## BRIEF
Every line below that holds the string "heart" should be copied out.

**** DATA PROVIDED

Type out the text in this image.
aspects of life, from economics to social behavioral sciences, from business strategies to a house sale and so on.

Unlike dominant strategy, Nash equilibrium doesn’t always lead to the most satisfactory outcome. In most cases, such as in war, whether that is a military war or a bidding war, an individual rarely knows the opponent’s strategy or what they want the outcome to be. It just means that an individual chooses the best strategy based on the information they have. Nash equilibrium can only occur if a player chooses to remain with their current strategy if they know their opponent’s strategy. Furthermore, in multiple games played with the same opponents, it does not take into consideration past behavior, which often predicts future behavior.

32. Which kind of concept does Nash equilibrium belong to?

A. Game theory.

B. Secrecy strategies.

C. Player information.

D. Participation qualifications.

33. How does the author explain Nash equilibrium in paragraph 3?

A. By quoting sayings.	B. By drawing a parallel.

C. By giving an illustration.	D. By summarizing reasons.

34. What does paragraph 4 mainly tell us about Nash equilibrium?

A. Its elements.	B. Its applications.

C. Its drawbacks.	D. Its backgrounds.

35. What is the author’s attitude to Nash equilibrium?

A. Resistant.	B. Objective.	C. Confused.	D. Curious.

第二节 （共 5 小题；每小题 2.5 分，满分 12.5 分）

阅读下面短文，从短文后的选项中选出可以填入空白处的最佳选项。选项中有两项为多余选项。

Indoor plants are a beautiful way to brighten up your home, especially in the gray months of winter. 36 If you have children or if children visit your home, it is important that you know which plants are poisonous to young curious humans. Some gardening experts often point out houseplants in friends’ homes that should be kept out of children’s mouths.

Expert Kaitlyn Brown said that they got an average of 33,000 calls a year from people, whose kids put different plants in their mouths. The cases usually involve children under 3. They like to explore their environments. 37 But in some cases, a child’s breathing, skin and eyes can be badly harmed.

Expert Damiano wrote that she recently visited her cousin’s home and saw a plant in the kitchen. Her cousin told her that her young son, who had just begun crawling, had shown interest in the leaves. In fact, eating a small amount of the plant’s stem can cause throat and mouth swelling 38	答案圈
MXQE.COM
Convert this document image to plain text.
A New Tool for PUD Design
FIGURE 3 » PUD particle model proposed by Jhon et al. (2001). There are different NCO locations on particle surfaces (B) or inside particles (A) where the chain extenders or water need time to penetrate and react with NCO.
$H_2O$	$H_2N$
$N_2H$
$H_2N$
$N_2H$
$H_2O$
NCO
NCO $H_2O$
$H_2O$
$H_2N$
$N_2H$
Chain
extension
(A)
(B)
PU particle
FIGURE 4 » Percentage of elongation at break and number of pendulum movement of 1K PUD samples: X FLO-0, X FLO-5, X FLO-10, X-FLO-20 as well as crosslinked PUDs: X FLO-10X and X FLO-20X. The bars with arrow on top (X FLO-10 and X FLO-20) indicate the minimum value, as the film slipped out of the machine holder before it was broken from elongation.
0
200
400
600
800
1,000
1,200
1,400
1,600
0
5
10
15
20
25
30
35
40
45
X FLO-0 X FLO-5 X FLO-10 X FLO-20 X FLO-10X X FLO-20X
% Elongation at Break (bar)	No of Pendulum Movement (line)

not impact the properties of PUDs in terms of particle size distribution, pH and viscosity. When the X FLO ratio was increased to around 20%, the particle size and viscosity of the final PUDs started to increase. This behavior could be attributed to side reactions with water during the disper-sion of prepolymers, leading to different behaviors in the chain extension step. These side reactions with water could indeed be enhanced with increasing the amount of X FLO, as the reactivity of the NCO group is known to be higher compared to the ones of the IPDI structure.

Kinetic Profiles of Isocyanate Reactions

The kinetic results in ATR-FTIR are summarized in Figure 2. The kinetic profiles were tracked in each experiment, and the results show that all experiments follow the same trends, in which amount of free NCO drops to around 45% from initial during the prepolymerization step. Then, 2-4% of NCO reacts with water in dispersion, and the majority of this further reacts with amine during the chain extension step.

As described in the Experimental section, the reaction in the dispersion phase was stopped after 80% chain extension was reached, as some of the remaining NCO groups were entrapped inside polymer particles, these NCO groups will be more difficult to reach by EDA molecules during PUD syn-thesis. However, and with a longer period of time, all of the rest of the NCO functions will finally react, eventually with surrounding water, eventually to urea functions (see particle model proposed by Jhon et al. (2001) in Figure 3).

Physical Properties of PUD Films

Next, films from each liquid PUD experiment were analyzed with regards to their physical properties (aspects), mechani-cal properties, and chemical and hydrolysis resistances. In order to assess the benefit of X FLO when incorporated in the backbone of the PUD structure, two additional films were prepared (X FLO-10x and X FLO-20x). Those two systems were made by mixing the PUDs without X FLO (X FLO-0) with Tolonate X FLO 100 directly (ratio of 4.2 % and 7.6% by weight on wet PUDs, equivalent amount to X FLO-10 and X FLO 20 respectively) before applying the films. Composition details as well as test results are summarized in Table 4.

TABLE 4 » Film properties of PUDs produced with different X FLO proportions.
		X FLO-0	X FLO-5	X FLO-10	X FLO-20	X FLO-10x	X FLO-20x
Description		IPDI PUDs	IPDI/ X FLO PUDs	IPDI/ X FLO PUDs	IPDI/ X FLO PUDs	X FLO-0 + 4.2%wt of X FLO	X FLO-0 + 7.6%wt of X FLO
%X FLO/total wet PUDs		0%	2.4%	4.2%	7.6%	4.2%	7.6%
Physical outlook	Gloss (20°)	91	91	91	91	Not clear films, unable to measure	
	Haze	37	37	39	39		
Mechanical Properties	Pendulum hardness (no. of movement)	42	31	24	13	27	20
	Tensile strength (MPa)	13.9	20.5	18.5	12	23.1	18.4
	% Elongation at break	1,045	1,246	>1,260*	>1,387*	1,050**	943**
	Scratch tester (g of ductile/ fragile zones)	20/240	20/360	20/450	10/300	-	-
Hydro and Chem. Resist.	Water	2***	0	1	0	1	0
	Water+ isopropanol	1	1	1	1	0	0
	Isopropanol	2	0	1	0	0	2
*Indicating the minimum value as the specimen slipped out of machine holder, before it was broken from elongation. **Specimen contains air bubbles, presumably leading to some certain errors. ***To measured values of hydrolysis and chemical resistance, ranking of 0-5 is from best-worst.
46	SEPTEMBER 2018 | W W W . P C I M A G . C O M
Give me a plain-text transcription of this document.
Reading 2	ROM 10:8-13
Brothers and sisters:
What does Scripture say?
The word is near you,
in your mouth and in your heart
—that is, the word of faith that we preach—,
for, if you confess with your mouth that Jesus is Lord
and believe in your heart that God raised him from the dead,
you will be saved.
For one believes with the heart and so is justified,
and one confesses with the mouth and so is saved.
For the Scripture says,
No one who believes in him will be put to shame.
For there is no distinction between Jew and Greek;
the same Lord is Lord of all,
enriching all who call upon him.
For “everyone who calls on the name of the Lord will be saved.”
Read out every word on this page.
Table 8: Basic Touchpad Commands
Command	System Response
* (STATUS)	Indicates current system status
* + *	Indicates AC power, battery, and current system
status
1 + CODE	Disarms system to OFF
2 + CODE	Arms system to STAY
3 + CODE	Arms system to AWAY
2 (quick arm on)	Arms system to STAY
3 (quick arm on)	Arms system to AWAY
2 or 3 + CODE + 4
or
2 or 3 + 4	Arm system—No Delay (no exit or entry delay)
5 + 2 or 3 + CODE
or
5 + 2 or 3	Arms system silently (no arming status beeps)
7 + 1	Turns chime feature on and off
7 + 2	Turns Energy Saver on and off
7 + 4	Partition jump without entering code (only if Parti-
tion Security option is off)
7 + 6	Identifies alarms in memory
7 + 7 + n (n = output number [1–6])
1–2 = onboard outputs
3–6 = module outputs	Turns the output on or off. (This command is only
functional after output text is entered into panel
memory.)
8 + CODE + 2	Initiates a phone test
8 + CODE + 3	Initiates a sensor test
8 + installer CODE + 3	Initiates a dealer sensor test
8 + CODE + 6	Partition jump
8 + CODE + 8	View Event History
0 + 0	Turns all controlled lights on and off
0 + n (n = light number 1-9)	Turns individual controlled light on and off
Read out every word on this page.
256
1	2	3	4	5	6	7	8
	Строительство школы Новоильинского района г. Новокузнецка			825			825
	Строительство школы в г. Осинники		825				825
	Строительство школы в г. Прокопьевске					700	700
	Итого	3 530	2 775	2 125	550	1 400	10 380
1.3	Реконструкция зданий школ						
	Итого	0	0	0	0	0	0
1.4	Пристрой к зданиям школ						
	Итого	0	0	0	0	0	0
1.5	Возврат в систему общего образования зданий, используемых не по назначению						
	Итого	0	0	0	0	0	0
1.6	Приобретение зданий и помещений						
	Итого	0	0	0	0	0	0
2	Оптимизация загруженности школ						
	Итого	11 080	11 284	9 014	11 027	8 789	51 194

********

## WRITTEN SOLUTION
in your mouth and in your heart
and believe in your heart that God raised him from the dead,
For one believes with the heart and so is justified,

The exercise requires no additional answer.